Task instructions:
Extend the InvenTrust Properties article below, starting right after its last sentence and ignoring the rows that follow it.

InvenTrust Properties Corp.
- Type: Public company
- Traded as: NYSE: IVT; S&P 600 component;
- Industry: Real estate investment trust
- Founded: 2004; 22 years ago
- Headquarters: Downers Grove, Illinois
- Key people: Daniel J. Busch (President & CEO); Michael Phillips (CFO);
- Products: Shopping malls
- Revenue: ▲$299 million (2025)
- Net income: ▲$111 million (2025)
- Total assets: ▲$2.788 billion (2025)
- Total equity: ▲$1.794 billion (2025)
- Number of employees: 103 (2025)
- Website: inventrustproperties.com

= InvenTrust Properties =

InvenTrust Properties Corp. is a real estate investment trust that invests in shopping malls. As of December 31, 2025, the company owned interests in 73 properties comprising 11.6 million square feet.

==Timeline==
The company was launched in 2005 as Inland American Real Estate Trust.

In 2012, Inland Western completed an initial public offering.

As of February 2014, the company was the largest non-publicly traded real estate investment trust in the United States.

In March 2014, the firm announced that functions performed by its external, related-party managers would now be performed by the REIT itself.

Data shown:
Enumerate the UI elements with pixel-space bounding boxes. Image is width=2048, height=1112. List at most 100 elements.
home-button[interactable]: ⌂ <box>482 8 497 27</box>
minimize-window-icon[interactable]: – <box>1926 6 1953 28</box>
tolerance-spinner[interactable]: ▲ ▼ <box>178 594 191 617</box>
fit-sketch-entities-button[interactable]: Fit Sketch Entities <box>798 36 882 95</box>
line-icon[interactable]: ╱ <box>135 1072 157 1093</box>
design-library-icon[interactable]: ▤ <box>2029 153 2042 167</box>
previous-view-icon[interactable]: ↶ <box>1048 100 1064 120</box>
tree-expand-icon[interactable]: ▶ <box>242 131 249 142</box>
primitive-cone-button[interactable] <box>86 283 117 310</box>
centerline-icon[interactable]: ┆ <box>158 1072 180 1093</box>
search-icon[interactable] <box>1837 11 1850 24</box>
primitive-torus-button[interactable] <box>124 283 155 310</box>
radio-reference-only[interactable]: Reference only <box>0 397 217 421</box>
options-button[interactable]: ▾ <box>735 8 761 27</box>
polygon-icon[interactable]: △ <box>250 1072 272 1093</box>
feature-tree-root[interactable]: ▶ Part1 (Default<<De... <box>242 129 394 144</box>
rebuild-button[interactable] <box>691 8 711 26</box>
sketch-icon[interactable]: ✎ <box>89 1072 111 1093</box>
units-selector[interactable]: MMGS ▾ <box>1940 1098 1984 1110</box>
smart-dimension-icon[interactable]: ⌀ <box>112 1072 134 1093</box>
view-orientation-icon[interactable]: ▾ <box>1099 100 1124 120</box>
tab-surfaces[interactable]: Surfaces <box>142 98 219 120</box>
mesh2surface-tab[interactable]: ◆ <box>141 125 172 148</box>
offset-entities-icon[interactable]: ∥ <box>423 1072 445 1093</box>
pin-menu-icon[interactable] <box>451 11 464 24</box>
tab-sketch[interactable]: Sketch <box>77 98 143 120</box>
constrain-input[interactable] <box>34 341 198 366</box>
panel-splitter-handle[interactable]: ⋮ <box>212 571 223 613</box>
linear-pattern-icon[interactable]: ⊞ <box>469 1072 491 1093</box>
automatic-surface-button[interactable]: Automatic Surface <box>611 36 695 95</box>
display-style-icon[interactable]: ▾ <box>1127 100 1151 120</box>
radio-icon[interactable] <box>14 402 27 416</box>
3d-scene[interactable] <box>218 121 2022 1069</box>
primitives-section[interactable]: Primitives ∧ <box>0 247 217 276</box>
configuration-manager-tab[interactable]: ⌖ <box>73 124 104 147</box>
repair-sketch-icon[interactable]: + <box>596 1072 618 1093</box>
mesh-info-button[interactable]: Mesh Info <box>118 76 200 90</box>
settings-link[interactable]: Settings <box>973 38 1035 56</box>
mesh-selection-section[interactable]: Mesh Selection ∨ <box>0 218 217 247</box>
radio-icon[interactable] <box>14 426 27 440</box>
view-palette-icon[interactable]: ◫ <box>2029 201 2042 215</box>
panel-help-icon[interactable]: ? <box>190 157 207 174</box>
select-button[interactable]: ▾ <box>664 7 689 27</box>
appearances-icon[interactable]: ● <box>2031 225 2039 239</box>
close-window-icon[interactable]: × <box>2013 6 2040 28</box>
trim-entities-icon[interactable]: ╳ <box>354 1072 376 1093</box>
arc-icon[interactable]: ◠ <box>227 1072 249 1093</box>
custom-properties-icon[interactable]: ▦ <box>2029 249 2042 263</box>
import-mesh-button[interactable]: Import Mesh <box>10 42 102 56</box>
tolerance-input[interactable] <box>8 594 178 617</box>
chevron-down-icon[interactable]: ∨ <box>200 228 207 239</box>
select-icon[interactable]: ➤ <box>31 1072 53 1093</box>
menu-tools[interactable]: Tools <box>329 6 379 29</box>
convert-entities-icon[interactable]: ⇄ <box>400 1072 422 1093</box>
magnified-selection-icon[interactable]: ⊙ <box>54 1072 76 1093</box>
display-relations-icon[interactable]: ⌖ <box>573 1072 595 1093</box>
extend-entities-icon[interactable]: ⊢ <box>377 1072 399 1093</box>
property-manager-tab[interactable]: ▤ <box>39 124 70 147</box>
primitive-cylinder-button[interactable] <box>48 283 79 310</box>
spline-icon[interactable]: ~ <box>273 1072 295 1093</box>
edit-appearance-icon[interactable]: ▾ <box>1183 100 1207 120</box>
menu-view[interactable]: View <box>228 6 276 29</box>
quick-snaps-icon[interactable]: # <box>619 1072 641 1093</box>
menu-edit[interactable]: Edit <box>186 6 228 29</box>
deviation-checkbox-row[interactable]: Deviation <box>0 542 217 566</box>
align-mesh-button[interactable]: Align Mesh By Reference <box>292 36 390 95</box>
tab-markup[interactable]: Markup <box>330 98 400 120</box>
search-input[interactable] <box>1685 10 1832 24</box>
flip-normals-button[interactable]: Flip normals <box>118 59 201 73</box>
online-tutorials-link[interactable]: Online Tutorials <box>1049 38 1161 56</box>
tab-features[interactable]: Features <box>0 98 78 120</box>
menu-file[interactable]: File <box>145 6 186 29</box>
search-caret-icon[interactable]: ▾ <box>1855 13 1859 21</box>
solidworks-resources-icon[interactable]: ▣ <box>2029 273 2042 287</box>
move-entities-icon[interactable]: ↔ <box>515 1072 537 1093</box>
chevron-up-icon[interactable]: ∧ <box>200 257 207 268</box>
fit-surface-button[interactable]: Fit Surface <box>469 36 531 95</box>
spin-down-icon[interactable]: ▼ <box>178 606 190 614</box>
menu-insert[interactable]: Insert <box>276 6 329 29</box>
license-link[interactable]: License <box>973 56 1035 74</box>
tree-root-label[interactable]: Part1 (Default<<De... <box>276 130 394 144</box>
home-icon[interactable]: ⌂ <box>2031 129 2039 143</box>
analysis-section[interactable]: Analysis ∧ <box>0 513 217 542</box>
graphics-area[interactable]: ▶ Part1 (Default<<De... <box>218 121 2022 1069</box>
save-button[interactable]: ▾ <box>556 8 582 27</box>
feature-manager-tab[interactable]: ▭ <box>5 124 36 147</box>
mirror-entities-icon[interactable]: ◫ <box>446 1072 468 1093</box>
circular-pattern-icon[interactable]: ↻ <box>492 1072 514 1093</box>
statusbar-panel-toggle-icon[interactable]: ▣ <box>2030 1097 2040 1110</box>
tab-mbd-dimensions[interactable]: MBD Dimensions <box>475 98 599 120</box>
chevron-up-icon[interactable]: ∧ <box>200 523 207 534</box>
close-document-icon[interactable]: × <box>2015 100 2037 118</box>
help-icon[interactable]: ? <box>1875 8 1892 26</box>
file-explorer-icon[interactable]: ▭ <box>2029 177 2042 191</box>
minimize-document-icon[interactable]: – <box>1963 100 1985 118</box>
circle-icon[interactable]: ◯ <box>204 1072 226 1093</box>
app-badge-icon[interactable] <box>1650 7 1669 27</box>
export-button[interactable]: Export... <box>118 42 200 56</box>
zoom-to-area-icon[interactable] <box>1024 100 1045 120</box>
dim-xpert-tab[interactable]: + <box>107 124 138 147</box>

Task output:
In September 2014, the company sold its select-service hotel portfolio to NorthStar Realty Finance (now DigitalBridge) for $1.1 billion. The proceeds of $480 million were invested in shopping malls and student housing.

In February 2015, the company completed the corporate spin-off of Xenia Hotels & Resorts to its shareholders.

In April 2015, the company changed its name to InvenTrust Properties.

In April 2016, the company completed the corporate spin-off of Highlands REIT.

In June 2016, the company sold its student housing division to a group including the CPP Investment Board for $1.4 billion.

In October 2021, the company became a public company.

In June 2025, InvenTrust sold five shopping centers in Southern California for $306 million.